GIVEN EXERCISE: Reproduce the following items line for line, with no changes.

RECORDS FOR PROCESSING:
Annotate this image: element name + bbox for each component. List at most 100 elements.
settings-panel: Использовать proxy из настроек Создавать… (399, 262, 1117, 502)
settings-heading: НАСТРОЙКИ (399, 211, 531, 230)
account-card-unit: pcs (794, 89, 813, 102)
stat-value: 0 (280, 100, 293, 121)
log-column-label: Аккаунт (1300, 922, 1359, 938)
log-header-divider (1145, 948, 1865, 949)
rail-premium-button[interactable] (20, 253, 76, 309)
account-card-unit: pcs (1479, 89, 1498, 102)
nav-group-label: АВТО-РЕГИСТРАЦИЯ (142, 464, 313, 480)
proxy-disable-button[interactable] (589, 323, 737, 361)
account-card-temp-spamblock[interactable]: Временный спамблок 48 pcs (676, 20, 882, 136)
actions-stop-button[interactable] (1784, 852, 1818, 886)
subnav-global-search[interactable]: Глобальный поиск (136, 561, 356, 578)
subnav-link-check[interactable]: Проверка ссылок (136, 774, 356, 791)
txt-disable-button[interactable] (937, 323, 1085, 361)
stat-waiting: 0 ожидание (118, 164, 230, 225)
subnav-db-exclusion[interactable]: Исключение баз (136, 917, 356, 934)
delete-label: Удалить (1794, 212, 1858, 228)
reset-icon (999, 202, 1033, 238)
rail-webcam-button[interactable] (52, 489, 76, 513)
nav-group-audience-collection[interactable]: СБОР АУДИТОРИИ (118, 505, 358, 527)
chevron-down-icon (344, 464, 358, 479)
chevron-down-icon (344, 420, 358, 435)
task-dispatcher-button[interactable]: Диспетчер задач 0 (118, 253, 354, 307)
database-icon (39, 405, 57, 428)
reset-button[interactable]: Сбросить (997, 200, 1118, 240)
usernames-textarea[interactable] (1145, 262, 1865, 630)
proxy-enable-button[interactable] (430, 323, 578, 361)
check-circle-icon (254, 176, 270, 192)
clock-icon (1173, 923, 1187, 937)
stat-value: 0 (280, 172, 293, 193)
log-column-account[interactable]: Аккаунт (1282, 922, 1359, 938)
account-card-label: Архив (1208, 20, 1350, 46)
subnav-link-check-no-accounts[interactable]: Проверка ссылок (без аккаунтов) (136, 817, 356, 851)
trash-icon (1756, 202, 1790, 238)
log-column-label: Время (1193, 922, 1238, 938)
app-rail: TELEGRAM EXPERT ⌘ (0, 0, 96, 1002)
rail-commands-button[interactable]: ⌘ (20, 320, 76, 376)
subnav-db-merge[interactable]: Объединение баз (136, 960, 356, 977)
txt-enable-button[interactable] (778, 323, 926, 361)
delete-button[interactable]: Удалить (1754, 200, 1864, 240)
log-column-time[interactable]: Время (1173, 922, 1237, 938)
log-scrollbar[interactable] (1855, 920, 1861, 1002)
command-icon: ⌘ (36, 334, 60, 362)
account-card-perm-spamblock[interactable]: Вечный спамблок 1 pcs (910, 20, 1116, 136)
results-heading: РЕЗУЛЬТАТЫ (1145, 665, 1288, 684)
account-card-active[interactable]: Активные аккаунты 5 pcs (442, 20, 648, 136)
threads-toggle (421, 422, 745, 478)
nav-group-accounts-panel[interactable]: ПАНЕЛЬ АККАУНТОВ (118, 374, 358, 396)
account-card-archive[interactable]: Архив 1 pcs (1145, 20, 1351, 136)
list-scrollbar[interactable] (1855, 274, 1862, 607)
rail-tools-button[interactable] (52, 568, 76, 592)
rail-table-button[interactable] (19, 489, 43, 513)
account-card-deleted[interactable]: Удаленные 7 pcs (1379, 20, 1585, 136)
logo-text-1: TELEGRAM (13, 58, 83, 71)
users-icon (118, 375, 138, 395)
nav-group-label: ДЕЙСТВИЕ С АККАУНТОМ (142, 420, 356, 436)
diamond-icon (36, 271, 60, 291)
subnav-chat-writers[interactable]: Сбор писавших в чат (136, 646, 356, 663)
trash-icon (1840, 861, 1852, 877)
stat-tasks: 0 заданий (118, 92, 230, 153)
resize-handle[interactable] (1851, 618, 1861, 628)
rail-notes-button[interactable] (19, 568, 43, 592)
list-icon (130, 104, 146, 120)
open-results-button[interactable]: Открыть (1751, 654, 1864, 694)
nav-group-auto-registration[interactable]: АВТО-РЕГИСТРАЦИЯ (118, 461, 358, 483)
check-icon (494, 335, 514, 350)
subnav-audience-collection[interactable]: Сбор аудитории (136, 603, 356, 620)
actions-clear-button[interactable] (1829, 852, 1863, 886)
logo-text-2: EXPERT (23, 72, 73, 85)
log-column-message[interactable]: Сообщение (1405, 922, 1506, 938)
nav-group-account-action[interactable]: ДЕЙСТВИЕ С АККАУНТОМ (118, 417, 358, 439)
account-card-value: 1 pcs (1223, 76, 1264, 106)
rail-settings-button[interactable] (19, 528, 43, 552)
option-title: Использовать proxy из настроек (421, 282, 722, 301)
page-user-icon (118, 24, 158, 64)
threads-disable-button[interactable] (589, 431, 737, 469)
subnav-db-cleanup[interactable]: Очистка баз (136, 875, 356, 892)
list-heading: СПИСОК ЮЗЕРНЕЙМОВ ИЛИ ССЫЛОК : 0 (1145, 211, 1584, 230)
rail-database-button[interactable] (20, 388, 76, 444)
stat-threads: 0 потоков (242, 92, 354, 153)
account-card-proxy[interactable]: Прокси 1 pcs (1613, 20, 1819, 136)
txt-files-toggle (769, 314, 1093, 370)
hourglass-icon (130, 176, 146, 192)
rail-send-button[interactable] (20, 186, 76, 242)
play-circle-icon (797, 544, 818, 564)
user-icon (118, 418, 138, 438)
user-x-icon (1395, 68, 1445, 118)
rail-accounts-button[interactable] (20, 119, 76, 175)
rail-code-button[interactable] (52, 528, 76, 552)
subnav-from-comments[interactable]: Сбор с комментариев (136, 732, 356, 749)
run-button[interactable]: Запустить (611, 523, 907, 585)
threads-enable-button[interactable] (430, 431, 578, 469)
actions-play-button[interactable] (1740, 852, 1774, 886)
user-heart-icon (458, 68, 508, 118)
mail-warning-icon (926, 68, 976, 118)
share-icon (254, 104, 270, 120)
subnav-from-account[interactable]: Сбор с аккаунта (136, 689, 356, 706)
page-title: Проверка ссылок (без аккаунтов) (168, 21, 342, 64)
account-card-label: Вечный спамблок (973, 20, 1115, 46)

RESULT:
Annotate this image: element name + bbox for each component. List at most 100 elements.
settings-panel: Использовать proxy из настроек Создавать… (399, 262, 1117, 502)
settings-heading: НАСТРОЙКИ (399, 211, 531, 230)
account-card-unit: pcs (794, 89, 813, 102)
stat-value: 0 (280, 100, 293, 121)
log-column-label: Аккаунт (1300, 922, 1359, 938)
log-header-divider (1145, 948, 1865, 949)
rail-premium-button[interactable] (20, 253, 76, 309)
account-card-unit: pcs (1479, 89, 1498, 102)
nav-group-label: АВТО-РЕГИСТРАЦИЯ (142, 464, 313, 480)
proxy-disable-button[interactable] (589, 323, 737, 361)
account-card-temp-spamblock[interactable]: Временный спамблок 48 pcs (676, 20, 882, 136)
actions-stop-button[interactable] (1784, 852, 1818, 886)
subnav-global-search[interactable]: Глобальный поиск (136, 561, 356, 578)
subnav-link-check[interactable]: Проверка ссылок (136, 774, 356, 791)
txt-disable-button[interactable] (937, 323, 1085, 361)
stat-waiting: 0 ожидание (118, 164, 230, 225)
subnav-db-exclusion[interactable]: Исключение баз (136, 917, 356, 934)
delete-label: Удалить (1794, 212, 1858, 228)
reset-icon (999, 202, 1033, 238)
rail-webcam-button[interactable] (52, 489, 76, 513)
nav-group-audience-collection[interactable]: СБОР АУДИТОРИИ (118, 505, 358, 527)
chevron-down-icon (344, 464, 358, 479)
chevron-down-icon (344, 420, 358, 435)
task-dispatcher-button[interactable]: Диспетчер задач 0 (118, 253, 354, 307)
database-icon (39, 405, 57, 428)
reset-button[interactable]: Сбросить (997, 200, 1118, 240)
usernames-textarea[interactable] (1145, 262, 1865, 630)
proxy-enable-button[interactable] (430, 323, 578, 361)
check-circle-icon (254, 176, 270, 192)
clock-icon (1173, 923, 1187, 937)
stat-value: 0 (280, 172, 293, 193)
log-column-account[interactable]: Аккаунт (1282, 922, 1359, 938)
account-card-label: Архив (1208, 20, 1350, 46)
subnav-link-check-no-accounts[interactable]: Проверка ссылок (без аккаунтов) (136, 817, 356, 851)
trash-icon (1756, 202, 1790, 238)
log-column-label: Время (1193, 922, 1238, 938)
app-rail: TELEGRAM EXPERT ⌘ (0, 0, 96, 1002)
rail-commands-button[interactable]: ⌘ (20, 320, 76, 376)
subnav-db-merge[interactable]: Объединение баз (136, 960, 356, 977)
txt-enable-button[interactable] (778, 323, 926, 361)
delete-button[interactable]: Удалить (1754, 200, 1864, 240)
log-column-time[interactable]: Время (1173, 922, 1237, 938)
log-scrollbar[interactable] (1855, 920, 1861, 1002)
command-icon: ⌘ (36, 334, 60, 362)
account-card-perm-spamblock[interactable]: Вечный спамблок 1 pcs (910, 20, 1116, 136)
results-heading: РЕЗУЛЬТАТЫ (1145, 665, 1288, 684)
account-card-active[interactable]: Активные аккаунты 5 pcs (442, 20, 648, 136)
threads-toggle (421, 422, 745, 478)
nav-group-accounts-panel[interactable]: ПАНЕЛЬ АККАУНТОВ (118, 374, 358, 396)
account-card-archive[interactable]: Архив 1 pcs (1145, 20, 1351, 136)
list-scrollbar[interactable] (1855, 274, 1862, 607)
rail-tools-button[interactable] (52, 568, 76, 592)
rail-table-button[interactable] (19, 489, 43, 513)
account-card-deleted[interactable]: Удаленные 7 pcs (1379, 20, 1585, 136)
logo-text-1: TELEGRAM (13, 58, 83, 71)
users-icon (118, 375, 138, 395)
nav-group-label: ДЕЙСТВИЕ С АККАУНТОМ (142, 420, 356, 436)
diamond-icon (36, 271, 60, 291)
subnav-chat-writers[interactable]: Сбор писавших в чат (136, 646, 356, 663)
trash-icon (1840, 861, 1852, 877)
stat-tasks: 0 заданий (118, 92, 230, 153)
resize-handle[interactable] (1851, 618, 1861, 628)
rail-notes-button[interactable] (19, 568, 43, 592)
list-icon (130, 104, 146, 120)
open-results-button[interactable]: Открыть (1751, 654, 1864, 694)
nav-group-auto-registration[interactable]: АВТО-РЕГИСТРАЦИЯ (118, 461, 358, 483)
check-icon (494, 335, 514, 350)
subnav-audience-collection[interactable]: Сбор аудитории (136, 603, 356, 620)
actions-clear-button[interactable] (1829, 852, 1863, 886)
logo-text-2: EXPERT (23, 72, 73, 85)
log-column-message[interactable]: Сообщение (1405, 922, 1506, 938)
nav-group-account-action[interactable]: ДЕЙСТВИЕ С АККАУНТОМ (118, 417, 358, 439)
account-card-value: 1 pcs (1223, 76, 1264, 106)
rail-settings-button[interactable] (19, 528, 43, 552)
option-title: Использовать proxy из настроек (421, 282, 722, 301)
page-user-icon (118, 24, 158, 64)
threads-disable-button[interactable] (589, 431, 737, 469)
subnav-db-cleanup[interactable]: Очистка баз (136, 875, 356, 892)
list-heading: СПИСОК ЮЗЕРНЕЙМОВ ИЛИ ССЫЛОК : 0 (1145, 211, 1584, 230)
rail-database-button[interactable] (20, 388, 76, 444)
stat-threads: 0 потоков (242, 92, 354, 153)
account-card-proxy[interactable]: Прокси 1 pcs (1613, 20, 1819, 136)
txt-files-toggle (769, 314, 1093, 370)
hourglass-icon (130, 176, 146, 192)
rail-send-button[interactable] (20, 186, 76, 242)
play-circle-icon (797, 544, 818, 564)
user-icon (118, 418, 138, 438)
user-x-icon (1395, 68, 1445, 118)
rail-accounts-button[interactable] (20, 119, 76, 175)
rail-code-button[interactable] (52, 528, 76, 552)
subnav-from-comments[interactable]: Сбор с комментариев (136, 732, 356, 749)
run-button[interactable]: Запустить (611, 523, 907, 585)
threads-enable-button[interactable] (430, 431, 578, 469)
actions-play-button[interactable] (1740, 852, 1774, 886)
user-heart-icon (458, 68, 508, 118)
mail-warning-icon (926, 68, 976, 118)
share-icon (254, 104, 270, 120)
subnav-from-account[interactable]: Сбор с аккаунта (136, 689, 356, 706)
page-title: Проверка ссылок (без аккаунтов) (168, 21, 342, 64)
account-card-label: Вечный спамблок (973, 20, 1115, 46)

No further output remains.